◆ Material to process ◆

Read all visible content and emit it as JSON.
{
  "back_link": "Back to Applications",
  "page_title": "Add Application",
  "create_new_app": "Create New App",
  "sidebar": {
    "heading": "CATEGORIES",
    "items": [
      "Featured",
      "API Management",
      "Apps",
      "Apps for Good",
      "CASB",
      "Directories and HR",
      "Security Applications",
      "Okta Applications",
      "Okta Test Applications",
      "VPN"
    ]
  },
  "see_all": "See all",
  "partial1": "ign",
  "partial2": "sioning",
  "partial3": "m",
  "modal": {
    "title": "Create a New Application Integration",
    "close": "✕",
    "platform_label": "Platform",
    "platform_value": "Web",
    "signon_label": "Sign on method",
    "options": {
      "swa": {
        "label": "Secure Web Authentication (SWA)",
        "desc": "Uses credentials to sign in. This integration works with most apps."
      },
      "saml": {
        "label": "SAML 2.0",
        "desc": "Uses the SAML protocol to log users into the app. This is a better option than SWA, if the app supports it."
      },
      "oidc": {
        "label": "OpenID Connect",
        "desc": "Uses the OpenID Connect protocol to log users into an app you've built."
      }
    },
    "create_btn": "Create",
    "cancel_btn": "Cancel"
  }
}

◆ Given task ◆
Extract every record and return it verbatim.

◆ Written solution ◆
Read all visible content and emit it as JSON.
{
  "back_link": "Back to Applications",
  "page_title": "Add Application",
  "create_new_app": "Create New App",
  "sidebar": {
    "heading": "CATEGORIES",
    "items": [
      "Featured",
      "API Management",
      "Apps",
      "Apps for Good",
      "CASB",
      "Directories and HR",
      "Security Applications",
      "Okta Applications",
      "Okta Test Applications",
      "VPN"
    ]
  },
  "see_all": "See all",
  "partial1": "ign",
  "partial2": "sioning",
  "partial3": "m",
  "modal": {
    "title": "Create a New Application Integration",
    "close": "✕",
    "platform_label": "Platform",
    "platform_value": "Web",
    "signon_label": "Sign on method",
    "options": {
      "swa": {
        "label": "Secure Web Authentication (SWA)",
        "desc": "Uses credentials to sign in. This integration works with most apps."
      },
      "saml": {
        "label": "SAML 2.0",
        "desc": "Uses the SAML protocol to log users into the app. This is a better option than SWA, if the app supports it."
      },
      "oidc": {
        "label": "OpenID Connect",
        "desc": "Uses the OpenID Connect protocol to log users into an app you've built."
      }
    },
    "create_btn": "Create",
    "cancel_btn": "Cancel"
  }
}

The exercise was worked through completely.